### AIM OF THE TASK
Can you transcribe the data exactly? Leave the pictures out.

[Saved entries]
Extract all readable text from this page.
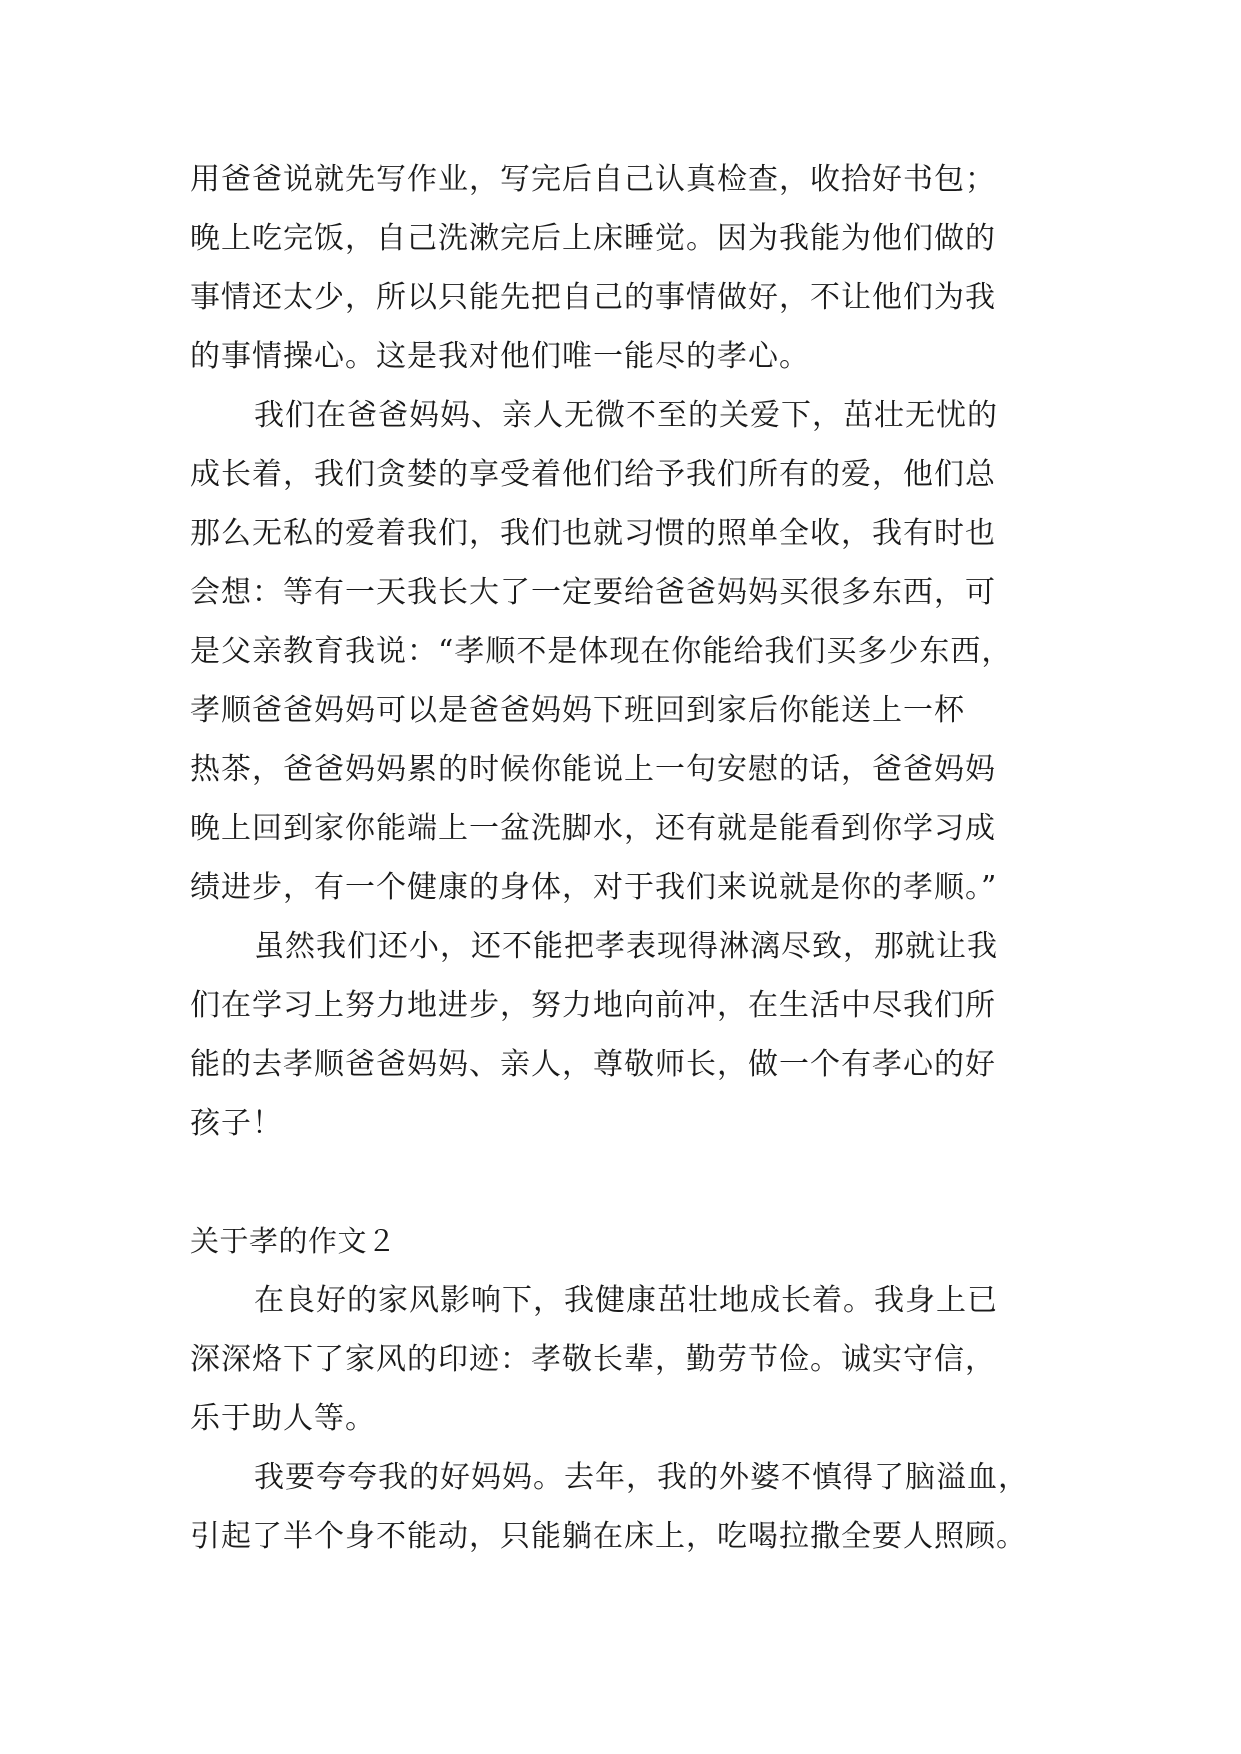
用爸爸说就先写作业，写完后自己认真检查，收拾好书包；
晚上吃完饭，自己洗漱完后上床睡觉。因为我能为他们做的
事情还太少，所以只能先把自己的事情做好，不让他们为我
的事情操心。这是我对他们唯一能尽的孝心。
我们在爸爸妈妈、亲人无微不至的关爱下，茁壮无忧的
成长着，我们贪婪的享受着他们给予我们所有的爱，他们总
那么无私的爱着我们，我们也就习惯的照单全收，我有时也
会想：等有一天我长大了一定要给爸爸妈妈买很多东西，可
是父亲教育我说：“孝顺不是体现在你能给我们买多少东西，
孝顺爸爸妈妈可以是爸爸妈妈下班回到家后你能送上一杯
热茶，爸爸妈妈累的时候你能说上一句安慰的话，爸爸妈妈
晚上回到家你能端上一盆洗脚水，还有就是能看到你学习成
绩进步，有一个健康的身体，对于我们来说就是你的孝顺。”
虽然我们还小，还不能把孝表现得淋漓尽致，那就让我
们在学习上努力地进步，努力地向前冲，在生活中尽我们所
能的去孝顺爸爸妈妈、亲人，尊敬师长，做一个有孝心的好
孩子！
关于孝的作文２
在良好的家风影响下，我健康茁壮地成长着。我身上已
深深烙下了家风的印迹：孝敬长辈，勤劳节俭。诚实守信，
乐于助人等。
我要夸夸我的好妈妈。去年，我的外婆不慎得了脑溢血，
引起了半个身不能动，只能躺在床上，吃喝拉撒全要人照顾。
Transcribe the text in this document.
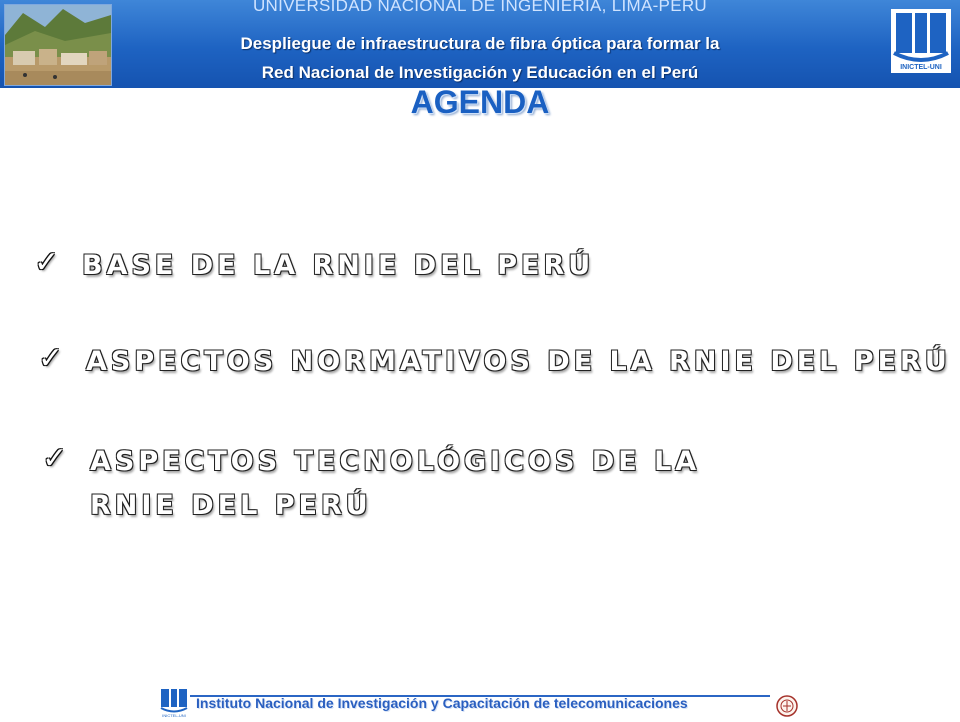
UNIVERSIDAD NACIONAL DE INGENIERIA, LIMA-PERU
Despliegue de infraestructura de fibra óptica para formar la
Red Nacional de Investigación y Educación en el Perú	INICTEL-UNI
AGENDA
✓ BASE DE LA RNIE DEL PERÚ
✓ ASPECTOS NORMATIVOS DE LA RNIE DEL PERÚ
✓ ASPECTOS TECNOLÓGICOS DE LA
RNIE DEL PERÚ
INICTEL-UNI
Instituto Nacional de Investigación y Capacitación de telecomunicaciones
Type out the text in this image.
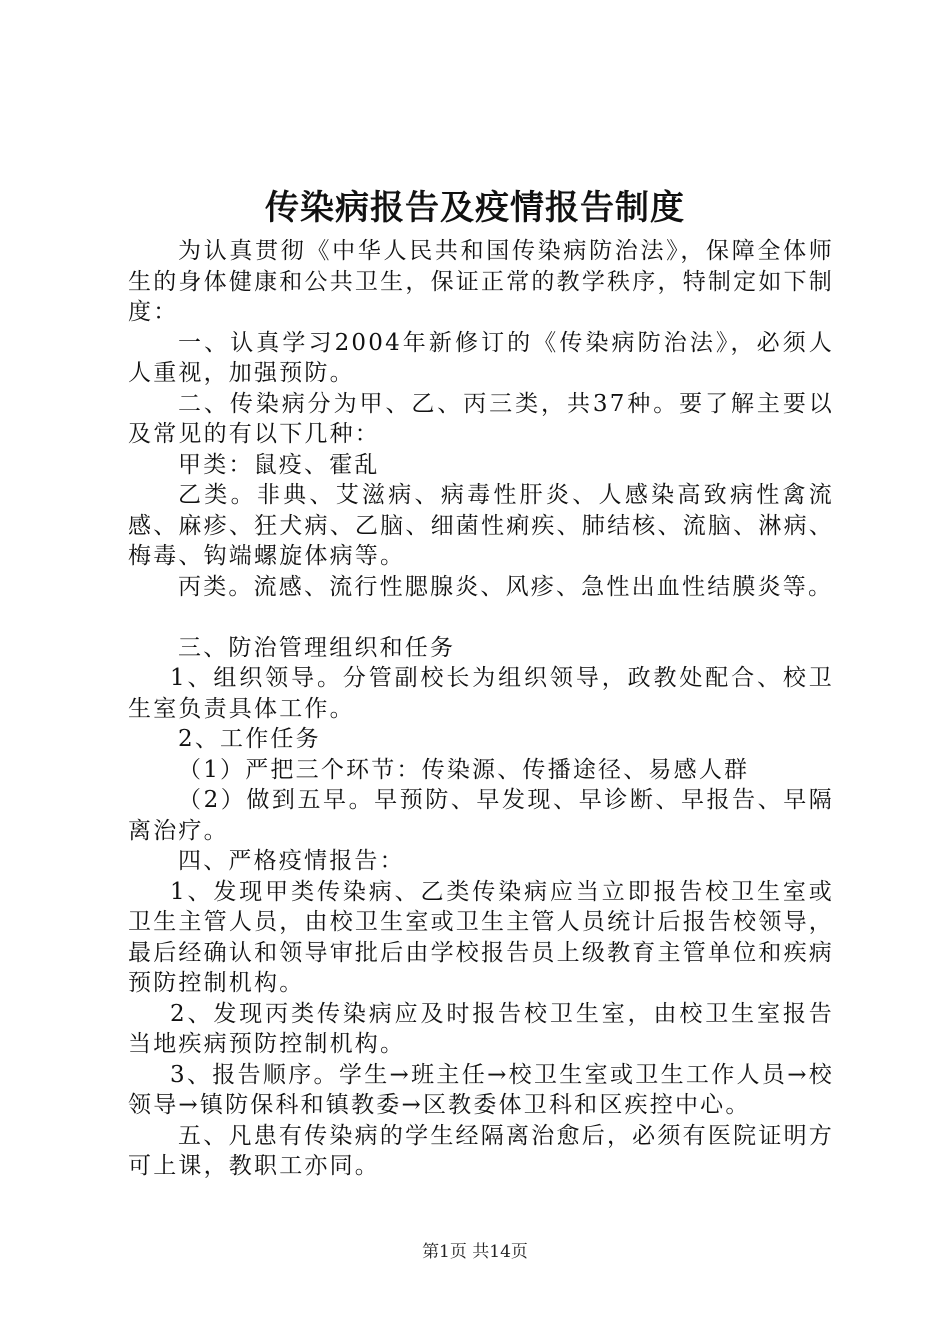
传染病报告及疫情报告制度

为认真贯彻《中华人民共和国传染病防治法》，保障全体师生的身体健康和公共卫生，保证正常的教学秩序，特制定如下制度：

一、认真学习2004年新修订的《传染病防治法》，必须人人重视，加强预防。

二、传染病分为甲、乙、丙三类，共37种。要了解主要以及常见的有以下几种：

甲类：鼠疫、霍乱

乙类。非典、艾滋病、病毒性肝炎、人感染高致病性禽流感、麻疹、狂犬病、乙脑、细菌性痢疾、肺结核、流脑、淋病、梅毒、钩端螺旋体病等。

丙类。流感、流行性腮腺炎、风疹、急性出血性结膜炎等。

三、防治管理组织和任务

1、组织领导。分管副校长为组织领导，政教处配合、校卫生室负责具体工作。

2、工作任务

（1）严把三个环节：传染源、传播途径、易感人群

（2）做到五早。早预防、早发现、早诊断、早报告、早隔离治疗。

四、严格疫情报告：

1、发现甲类传染病、乙类传染病应当立即报告校卫生室或卫生主管人员，由校卫生室或卫生主管人员统计后报告校领导，最后经确认和领导审批后由学校报告员上级教育主管单位和疾病预防控制机构。

2、发现丙类传染病应及时报告校卫生室，由校卫生室报告当地疾病预防控制机构。

3、报告顺序。学生→班主任→校卫生室或卫生工作人员→校领导→镇防保科和镇教委→区教委体卫科和区疾控中心。

五、凡患有传染病的学生经隔离治愈后，必须有医院证明方可上课，教职工亦同。

第1页 共14页
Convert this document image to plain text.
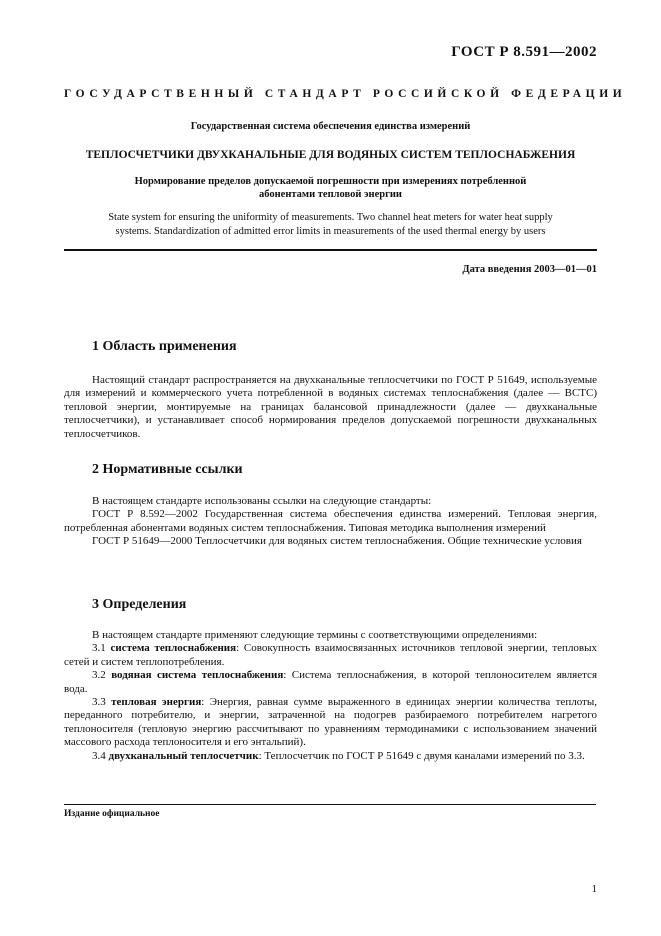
ГОСТ Р 8.591—2002
ГОСУДАРСТВЕННЫЙ СТАНДАРТ РОССИЙСКОЙ ФЕДЕРАЦИИ
Государственная система обеспечения единства измерений
ТЕПЛОСЧЕТЧИКИ ДВУХКАНАЛЬНЫЕ ДЛЯ ВОДЯНЫХ СИСТЕМ ТЕПЛОСНАБЖЕНИЯ
Нормирование пределов допускаемой погрешности при измерениях потребленной
абонентами тепловой энергии
State system for ensuring the uniformity of measurements. Two channel heat meters for water heat supply
systems. Standardization of admitted error limits in measurements of the used thermal energy by users
Дата введения 2003—01—01
1 Область применения

Настоящий стандарт распространяется на двухканальные теплосчетчики по ГОСТ Р 51649, используемые для измерений и коммерческого учета потребленной в водяных системах теплоснабжения (далее — ВСТС) тепловой энергии, монтируемые на границах балансовой принадлежности (далее — двухканальные теплосчетчики), и устанавливает способ нормирования пределов допускаемой погрешности двухканальных теплосчетчиков.

2 Нормативные ссылки

В настоящем стандарте использованы ссылки на следующие стандарты:

ГОСТ Р 8.592—2002 Государственная система обеспечения единства измерений. Тепловая энергия, потребленная абонентами водяных систем теплоснабжения. Типовая методика выполнения измерений

ГОСТ Р 51649—2000 Теплосчетчики для водяных систем теплоснабжения. Общие технические условия

3 Определения

В настоящем стандарте применяют следующие термины с соответствующими определениями:

3.1 система теплоснабжения: Совокупность взаимосвязанных источников тепловой энергии, тепловых сетей и систем теплопотребления.

3.2 водяная система теплоснабжения: Система теплоснабжения, в которой теплоносителем является вода.

3.3 тепловая энергия: Энергия, равная сумме выраженного в единицах энергии количества теплоты, переданного потребителю, и энергии, затраченной на подогрев разбираемого потребителем нагретого теплоносителя (тепловую энергию рассчитывают по уравнениям термодинамики с использованием значений массового расхода теплоносителя и его энтальпий).

3.4 двухканальный теплосчетчик: Теплосчетчик по ГОСТ Р 51649 с двумя каналами измерений по 3.3.

Издание официальное
1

### FINISHED ANSWER
Extract all readable text from this page.
用爸爸说就先写作业，写完后自己认真检查，收拾好书包；
晚上吃完饭，自己洗漱完后上床睡觉。因为我能为他们做的
事情还太少，所以只能先把自己的事情做好，不让他们为我
的事情操心。这是我对他们唯一能尽的孝心。
我们在爸爸妈妈、亲人无微不至的关爱下，茁壮无忧的
成长着，我们贪婪的享受着他们给予我们所有的爱，他们总
那么无私的爱着我们，我们也就习惯的照单全收，我有时也
会想：等有一天我长大了一定要给爸爸妈妈买很多东西，可
是父亲教育我说：“孝顺不是体现在你能给我们买多少东西，
孝顺爸爸妈妈可以是爸爸妈妈下班回到家后你能送上一杯
热茶，爸爸妈妈累的时候你能说上一句安慰的话，爸爸妈妈
晚上回到家你能端上一盆洗脚水，还有就是能看到你学习成
绩进步，有一个健康的身体，对于我们来说就是你的孝顺。”
虽然我们还小，还不能把孝表现得淋漓尽致，那就让我
们在学习上努力地进步，努力地向前冲，在生活中尽我们所
能的去孝顺爸爸妈妈、亲人，尊敬师长，做一个有孝心的好
孩子！
关于孝的作文２
在良好的家风影响下，我健康茁壮地成长着。我身上已
深深烙下了家风的印迹：孝敬长辈，勤劳节俭。诚实守信，
乐于助人等。
我要夸夸我的好妈妈。去年，我的外婆不慎得了脑溢血，
引起了半个身不能动，只能躺在床上，吃喝拉撒全要人照顾。
Transcribe the text in this document.
UNIVERSIDAD NACIONAL DE INGENIERIA, LIMA-PERU
Despliegue de infraestructura de fibra óptica para formar la
Red Nacional de Investigación y Educación en el Perú	INICTEL-UNI
AGENDA
✓ BASE DE LA RNIE DEL PERÚ
✓ ASPECTOS NORMATIVOS DE LA RNIE DEL PERÚ
✓ ASPECTOS TECNOLÓGICOS DE LA
RNIE DEL PERÚ
INICTEL-UNI
Instituto Nacional de Investigación y Capacitación de telecomunicaciones
Type out the text in this image.
传染病报告及疫情报告制度

为认真贯彻《中华人民共和国传染病防治法》，保障全体师生的身体健康和公共卫生，保证正常的教学秩序，特制定如下制度：

一、认真学习2004年新修订的《传染病防治法》，必须人人重视，加强预防。

二、传染病分为甲、乙、丙三类，共37种。要了解主要以及常见的有以下几种：

甲类：鼠疫、霍乱

乙类。非典、艾滋病、病毒性肝炎、人感染高致病性禽流感、麻疹、狂犬病、乙脑、细菌性痢疾、肺结核、流脑、淋病、梅毒、钩端螺旋体病等。

丙类。流感、流行性腮腺炎、风疹、急性出血性结膜炎等。

三、防治管理组织和任务

1、组织领导。分管副校长为组织领导，政教处配合、校卫生室负责具体工作。

2、工作任务

（1）严把三个环节：传染源、传播途径、易感人群

（2）做到五早。早预防、早发现、早诊断、早报告、早隔离治疗。

四、严格疫情报告：

1、发现甲类传染病、乙类传染病应当立即报告校卫生室或卫生主管人员，由校卫生室或卫生主管人员统计后报告校领导，最后经确认和领导审批后由学校报告员上级教育主管单位和疾病预防控制机构。

2、发现丙类传染病应及时报告校卫生室，由校卫生室报告当地疾病预防控制机构。

3、报告顺序。学生→班主任→校卫生室或卫生工作人员→校领导→镇防保科和镇教委→区教委体卫科和区疾控中心。

五、凡患有传染病的学生经隔离治愈后，必须有医院证明方可上课，教职工亦同。

第1页 共14页
Convert this document image to plain text.
ГОСТ Р 8.591—2002
ГОСУДАРСТВЕННЫЙ СТАНДАРТ РОССИЙСКОЙ ФЕДЕРАЦИИ
Государственная система обеспечения единства измерений
ТЕПЛОСЧЕТЧИКИ ДВУХКАНАЛЬНЫЕ ДЛЯ ВОДЯНЫХ СИСТЕМ ТЕПЛОСНАБЖЕНИЯ
Нормирование пределов допускаемой погрешности при измерениях потребленной
абонентами тепловой энергии
State system for ensuring the uniformity of measurements. Two channel heat meters for water heat supply
systems. Standardization of admitted error limits in measurements of the used thermal energy by users
Дата введения 2003—01—01
1 Область применения

Настоящий стандарт распространяется на двухканальные теплосчетчики по ГОСТ Р 51649, используемые для измерений и коммерческого учета потребленной в водяных системах теплоснабжения (далее — ВСТС) тепловой энергии, монтируемые на границах балансовой принадлежности (далее — двухканальные теплосчетчики), и устанавливает способ нормирования пределов допускаемой погрешности двухканальных теплосчетчиков.

2 Нормативные ссылки

В настоящем стандарте использованы ссылки на следующие стандарты:

ГОСТ Р 8.592—2002 Государственная система обеспечения единства измерений. Тепловая энергия, потребленная абонентами водяных систем теплоснабжения. Типовая методика выполнения измерений

ГОСТ Р 51649—2000 Теплосчетчики для водяных систем теплоснабжения. Общие технические условия

3 Определения

В настоящем стандарте применяют следующие термины с соответствующими определениями:

3.1 система теплоснабжения: Совокупность взаимосвязанных источников тепловой энергии, тепловых сетей и систем теплопотребления.

3.2 водяная система теплоснабжения: Система теплоснабжения, в которой теплоносителем является вода.

3.3 тепловая энергия: Энергия, равная сумме выраженного в единицах энергии количества теплоты, переданного потребителю, и энергии, затраченной на подогрев разбираемого потребителем нагретого теплоносителя (тепловую энергию рассчитывают по уравнениям термодинамики с использованием значений массового расхода теплоносителя и его энтальпий).

3.4 двухканальный теплосчетчик: Теплосчетчик по ГОСТ Р 51649 с двумя каналами измерений по 3.3.

Издание официальное
1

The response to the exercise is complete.